Task objective => Each line in the data holding "Finucane" should be listed.
Start of Dataset entries
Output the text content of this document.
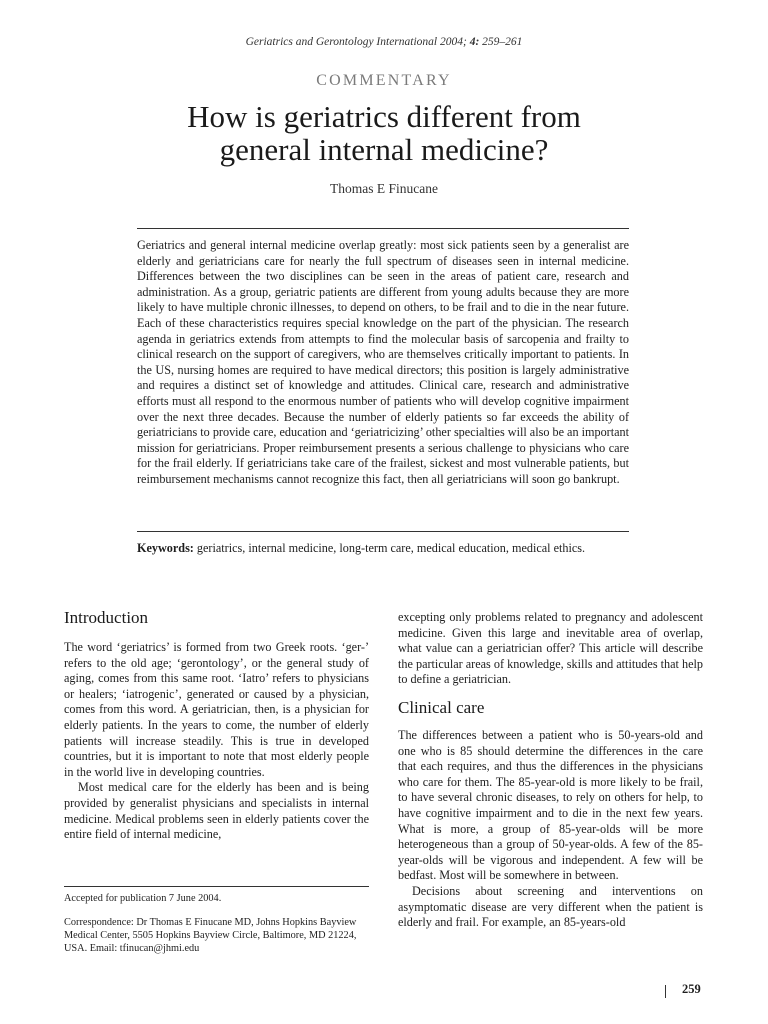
Geriatrics and Gerontology International 2004; 4: 259–261
COMMENTARY
How is geriatrics different from
general internal medicine?
Thomas E Finucane

Geriatrics and general internal medicine overlap greatly: most sick patients seen by a generalist are elderly and geriatricians care for nearly the full spectrum of diseases seen in internal medicine. Differences between the two disciplines can be seen in the areas of patient care, research and administration. As a group, geriatric patients are different from young adults because they are more likely to have multiple chronic illnesses, to depend on others, to be frail and to die in the near future. Each of these characteristics requires special knowledge on the part of the physician. The research agenda in geriatrics extends from attempts to find the molecular basis of sarcopenia and frailty to clinical research on the support of caregivers, who are themselves critically important to patients. In the US, nursing homes are required to have medical directors; this position is largely administrative and requires a distinct set of knowledge and attitudes. Clinical care, research and administrative efforts must all respond to the enormous number of patients who will develop cognitive impairment over the next three decades. Because the number of elderly patients so far exceeds the ability of geriatricians to provide care, education and ‘geriatricizing’ other specialties will also be an important mission for geriatricians. Proper reimbursement presents a serious challenge to physicians who care for the frail elderly. If geriatricians take care of the frailest, sickest and most vulnerable patients, but reimbursement mechanisms cannot recognize this fact, then all geriatricians will soon go bankrupt.

Keywords: geriatrics, internal medicine, long-term care, medical education, medical ethics.

Introduction

The word ‘geriatrics’ is formed from two Greek roots. ‘ger-’ refers to the old age; ‘gerontology’, or the general study of aging, comes from this same root. ‘Iatro’ refers to physicians or healers; ‘iatrogenic’, generated or caused by a physician, comes from this word. A geriatrician, then, is a physician for elderly patients. In the years to come, the number of elderly patients will increase steadily. This is true in developed countries, but it is important to note that most elderly people in the world live in developing countries.

Most medical care for the elderly has been and is being provided by generalist physicians and specialists in internal medicine. Medical problems seen in elderly patients cover the entire field of internal medicine,

excepting only problems related to pregnancy and adolescent medicine. Given this large and inevitable area of overlap, what value can a geriatrician offer? This article will describe the particular areas of knowledge, skills and attitudes that help to define a geriatrician.

Clinical care

The differences between a patient who is 50-years-old and one who is 85 should determine the differences in the care that each requires, and thus the differences in the physicians who care for them. The 85-year-old is more likely to be frail, to have several chronic diseases, to rely on others for help, to have cognitive impairment and to die in the next few years. What is more, a group of 85-year-olds will be more heterogeneous than a group of 50-year-olds. A few of the 85-year-olds will be vigorous and independent. A few will be bedfast. Most will be somewhere in between.

Decisions about screening and interventions on asymptomatic disease are very different when the patient is elderly and frail. For example, an 85-years-old

Accepted for publication 7 June 2004.

Correspondence: Dr Thomas E Finucane MD, Johns Hopkins Bayview Medical Center, 5505 Hopkins Bayview Circle, Baltimore, MD 21224, USA. Email: tfinucan@jhmi.edu

259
End of Dataset entries
Response to the exercise =>
Thomas E Finucane
Correspondence: Dr Thomas E Finucane MD, Johns Hopkins Bayview Medical Center, 5505 Hopkins Bayview Circle, Baltimore, MD 21224, USA. Email: tfinucan@jhmi.edu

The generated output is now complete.